■ WHAT IS REQUIRED ■
Which lines below contain the string "logo" with the same case? List each of them.

■ Region and label listings ■
====================
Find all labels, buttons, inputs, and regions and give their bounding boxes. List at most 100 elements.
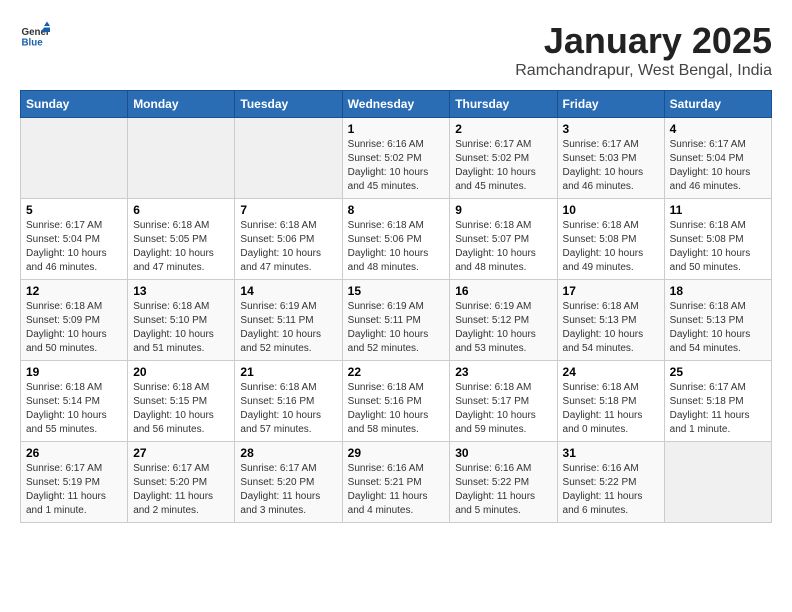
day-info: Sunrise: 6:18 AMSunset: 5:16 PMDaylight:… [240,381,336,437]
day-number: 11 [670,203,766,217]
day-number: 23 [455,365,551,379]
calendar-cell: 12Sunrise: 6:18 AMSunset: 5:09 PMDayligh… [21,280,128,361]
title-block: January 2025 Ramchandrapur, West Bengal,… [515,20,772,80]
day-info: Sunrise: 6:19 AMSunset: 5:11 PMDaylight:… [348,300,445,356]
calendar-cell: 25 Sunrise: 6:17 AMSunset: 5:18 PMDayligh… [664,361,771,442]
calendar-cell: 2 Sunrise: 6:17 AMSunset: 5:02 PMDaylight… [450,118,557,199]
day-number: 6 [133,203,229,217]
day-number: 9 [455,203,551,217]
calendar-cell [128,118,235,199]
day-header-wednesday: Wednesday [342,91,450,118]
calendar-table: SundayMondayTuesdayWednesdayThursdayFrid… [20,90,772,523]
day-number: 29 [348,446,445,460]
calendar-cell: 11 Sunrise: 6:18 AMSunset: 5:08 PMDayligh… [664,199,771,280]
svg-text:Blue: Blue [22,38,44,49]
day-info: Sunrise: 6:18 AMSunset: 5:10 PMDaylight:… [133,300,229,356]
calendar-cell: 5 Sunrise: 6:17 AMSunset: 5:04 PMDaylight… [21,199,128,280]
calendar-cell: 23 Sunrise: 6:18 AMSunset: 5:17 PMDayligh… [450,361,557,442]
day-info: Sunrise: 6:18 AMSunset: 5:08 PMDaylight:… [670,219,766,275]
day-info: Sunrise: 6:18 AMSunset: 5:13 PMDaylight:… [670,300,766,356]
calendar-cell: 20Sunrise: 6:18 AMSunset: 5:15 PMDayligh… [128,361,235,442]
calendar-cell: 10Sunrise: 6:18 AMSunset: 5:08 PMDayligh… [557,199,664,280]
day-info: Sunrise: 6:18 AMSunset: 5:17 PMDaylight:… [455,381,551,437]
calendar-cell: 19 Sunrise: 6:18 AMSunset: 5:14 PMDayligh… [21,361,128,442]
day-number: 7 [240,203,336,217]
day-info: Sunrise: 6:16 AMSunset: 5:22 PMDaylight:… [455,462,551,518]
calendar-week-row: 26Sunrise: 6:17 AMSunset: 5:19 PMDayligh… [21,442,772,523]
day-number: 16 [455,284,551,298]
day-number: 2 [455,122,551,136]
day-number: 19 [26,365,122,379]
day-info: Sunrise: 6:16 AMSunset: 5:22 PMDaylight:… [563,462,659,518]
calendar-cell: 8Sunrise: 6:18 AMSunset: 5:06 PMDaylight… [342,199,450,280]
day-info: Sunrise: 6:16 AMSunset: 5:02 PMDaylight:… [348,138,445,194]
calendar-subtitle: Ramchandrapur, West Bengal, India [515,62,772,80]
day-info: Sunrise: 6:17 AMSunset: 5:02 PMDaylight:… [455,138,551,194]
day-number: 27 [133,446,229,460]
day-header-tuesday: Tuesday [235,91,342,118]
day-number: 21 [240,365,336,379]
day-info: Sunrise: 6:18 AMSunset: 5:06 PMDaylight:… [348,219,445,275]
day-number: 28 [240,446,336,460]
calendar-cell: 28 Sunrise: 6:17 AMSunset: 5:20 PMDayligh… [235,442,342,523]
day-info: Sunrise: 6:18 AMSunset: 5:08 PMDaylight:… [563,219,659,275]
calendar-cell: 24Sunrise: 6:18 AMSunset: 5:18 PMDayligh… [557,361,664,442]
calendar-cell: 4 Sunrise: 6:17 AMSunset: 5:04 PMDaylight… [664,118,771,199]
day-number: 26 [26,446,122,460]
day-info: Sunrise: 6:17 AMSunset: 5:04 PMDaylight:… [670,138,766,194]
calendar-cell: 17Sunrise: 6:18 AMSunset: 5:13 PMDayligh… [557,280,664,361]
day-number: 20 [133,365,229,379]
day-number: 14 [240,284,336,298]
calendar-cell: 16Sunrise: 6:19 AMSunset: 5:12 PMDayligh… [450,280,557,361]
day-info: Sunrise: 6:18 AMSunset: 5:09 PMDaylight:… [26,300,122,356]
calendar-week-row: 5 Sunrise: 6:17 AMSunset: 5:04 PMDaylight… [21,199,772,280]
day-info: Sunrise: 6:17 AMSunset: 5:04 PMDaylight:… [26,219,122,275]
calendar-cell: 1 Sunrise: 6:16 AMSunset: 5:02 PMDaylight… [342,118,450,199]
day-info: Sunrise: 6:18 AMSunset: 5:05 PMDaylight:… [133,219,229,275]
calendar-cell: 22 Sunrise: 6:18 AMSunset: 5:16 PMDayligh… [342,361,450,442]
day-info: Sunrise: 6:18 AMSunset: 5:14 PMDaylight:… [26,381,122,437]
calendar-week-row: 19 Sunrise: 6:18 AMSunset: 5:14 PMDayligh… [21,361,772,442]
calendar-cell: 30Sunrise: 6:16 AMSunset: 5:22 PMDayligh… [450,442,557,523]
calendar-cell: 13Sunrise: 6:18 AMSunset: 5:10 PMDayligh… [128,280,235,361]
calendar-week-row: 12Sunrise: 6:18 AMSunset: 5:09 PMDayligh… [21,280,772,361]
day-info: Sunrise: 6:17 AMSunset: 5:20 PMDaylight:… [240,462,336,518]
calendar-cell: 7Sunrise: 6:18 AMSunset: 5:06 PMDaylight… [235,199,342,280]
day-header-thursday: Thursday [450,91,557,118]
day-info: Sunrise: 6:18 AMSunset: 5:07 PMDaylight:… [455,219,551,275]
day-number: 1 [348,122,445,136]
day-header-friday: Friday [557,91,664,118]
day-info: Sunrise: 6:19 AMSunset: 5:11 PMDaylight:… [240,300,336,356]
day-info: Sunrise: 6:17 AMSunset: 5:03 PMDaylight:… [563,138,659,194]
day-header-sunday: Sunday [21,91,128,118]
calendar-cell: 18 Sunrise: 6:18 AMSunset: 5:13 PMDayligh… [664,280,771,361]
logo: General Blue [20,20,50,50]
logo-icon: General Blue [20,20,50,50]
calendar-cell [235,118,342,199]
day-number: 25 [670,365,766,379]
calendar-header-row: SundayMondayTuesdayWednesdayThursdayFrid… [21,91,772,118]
====================
■ WRITTEN ANSWER ■
logo: General Blue [20,20,50,50]
logo-icon: General Blue [20,20,50,50]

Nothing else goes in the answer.